## OBJECTIVE
Exactly as given, repeat all of the entries.

## GIVEN RECORDS

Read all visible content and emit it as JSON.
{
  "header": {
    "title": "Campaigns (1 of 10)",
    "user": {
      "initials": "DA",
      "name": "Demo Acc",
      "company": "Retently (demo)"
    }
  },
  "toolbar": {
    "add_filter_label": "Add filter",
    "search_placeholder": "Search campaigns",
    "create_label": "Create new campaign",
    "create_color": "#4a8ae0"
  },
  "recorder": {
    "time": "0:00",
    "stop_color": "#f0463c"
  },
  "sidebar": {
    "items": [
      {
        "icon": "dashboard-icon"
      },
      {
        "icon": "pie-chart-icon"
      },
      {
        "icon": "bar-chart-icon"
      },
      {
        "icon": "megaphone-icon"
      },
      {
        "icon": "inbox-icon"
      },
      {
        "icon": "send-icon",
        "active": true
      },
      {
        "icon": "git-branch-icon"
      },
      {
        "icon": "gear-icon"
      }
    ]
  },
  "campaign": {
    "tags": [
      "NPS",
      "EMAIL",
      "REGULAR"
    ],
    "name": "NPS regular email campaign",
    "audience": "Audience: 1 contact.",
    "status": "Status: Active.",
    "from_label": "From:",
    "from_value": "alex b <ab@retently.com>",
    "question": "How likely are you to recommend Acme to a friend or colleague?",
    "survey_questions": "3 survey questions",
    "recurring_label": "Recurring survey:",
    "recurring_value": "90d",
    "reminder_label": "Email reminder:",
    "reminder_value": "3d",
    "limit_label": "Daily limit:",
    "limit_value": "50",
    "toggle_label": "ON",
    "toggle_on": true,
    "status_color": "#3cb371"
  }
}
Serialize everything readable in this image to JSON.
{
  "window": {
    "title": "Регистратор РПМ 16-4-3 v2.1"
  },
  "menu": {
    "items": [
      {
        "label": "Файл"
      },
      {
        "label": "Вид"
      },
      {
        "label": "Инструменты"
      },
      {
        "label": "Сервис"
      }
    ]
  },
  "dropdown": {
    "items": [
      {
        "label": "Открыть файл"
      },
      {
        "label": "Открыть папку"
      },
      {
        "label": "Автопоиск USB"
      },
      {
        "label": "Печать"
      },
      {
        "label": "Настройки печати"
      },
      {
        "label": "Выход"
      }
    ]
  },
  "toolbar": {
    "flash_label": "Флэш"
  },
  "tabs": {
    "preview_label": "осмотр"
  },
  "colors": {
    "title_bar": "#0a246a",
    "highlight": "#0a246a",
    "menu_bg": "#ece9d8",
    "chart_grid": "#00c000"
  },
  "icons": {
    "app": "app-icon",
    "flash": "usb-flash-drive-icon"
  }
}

## CORRECT ANSWER
Read all visible content and emit it as JSON.
{
  "header": {
    "title": "Campaigns (1 of 10)",
    "user": {
      "initials": "DA",
      "name": "Demo Acc",
      "company": "Retently (demo)"
    }
  },
  "toolbar": {
    "add_filter_label": "Add filter",
    "search_placeholder": "Search campaigns",
    "create_label": "Create new campaign",
    "create_color": "#4a8ae0"
  },
  "recorder": {
    "time": "0:00",
    "stop_color": "#f0463c"
  },
  "sidebar": {
    "items": [
      {
        "icon": "dashboard-icon"
      },
      {
        "icon": "pie-chart-icon"
      },
      {
        "icon": "bar-chart-icon"
      },
      {
        "icon": "megaphone-icon"
      },
      {
        "icon": "inbox-icon"
      },
      {
        "icon": "send-icon",
        "active": true
      },
      {
        "icon": "git-branch-icon"
      },
      {
        "icon": "gear-icon"
      }
    ]
  },
  "campaign": {
    "tags": [
      "NPS",
      "EMAIL",
      "REGULAR"
    ],
    "name": "NPS regular email campaign",
    "audience": "Audience: 1 contact.",
    "status": "Status: Active.",
    "from_label": "From:",
    "from_value": "alex b <ab@retently.com>",
    "question": "How likely are you to recommend Acme to a friend or colleague?",
    "survey_questions": "3 survey questions",
    "recurring_label": "Recurring survey:",
    "recurring_value": "90d",
    "reminder_label": "Email reminder:",
    "reminder_value": "3d",
    "limit_label": "Daily limit:",
    "limit_value": "50",
    "toggle_label": "ON",
    "toggle_on": true,
    "status_color": "#3cb371"
  }
}
Serialize everything readable in this image to JSON.
{
  "window": {
    "title": "Регистратор РПМ 16-4-3 v2.1"
  },
  "menu": {
    "items": [
      {
        "label": "Файл"
      },
      {
        "label": "Вид"
      },
      {
        "label": "Инструменты"
      },
      {
        "label": "Сервис"
      }
    ]
  },
  "dropdown": {
    "items": [
      {
        "label": "Открыть файл"
      },
      {
        "label": "Открыть папку"
      },
      {
        "label": "Автопоиск USB"
      },
      {
        "label": "Печать"
      },
      {
        "label": "Настройки печати"
      },
      {
        "label": "Выход"
      }
    ]
  },
  "toolbar": {
    "flash_label": "Флэш"
  },
  "tabs": {
    "preview_label": "осмотр"
  },
  "colors": {
    "title_bar": "#0a246a",
    "highlight": "#0a246a",
    "menu_bg": "#ece9d8",
    "chart_grid": "#00c000"
  },
  "icons": {
    "app": "app-icon",
    "flash": "usb-flash-drive-icon"
  }
}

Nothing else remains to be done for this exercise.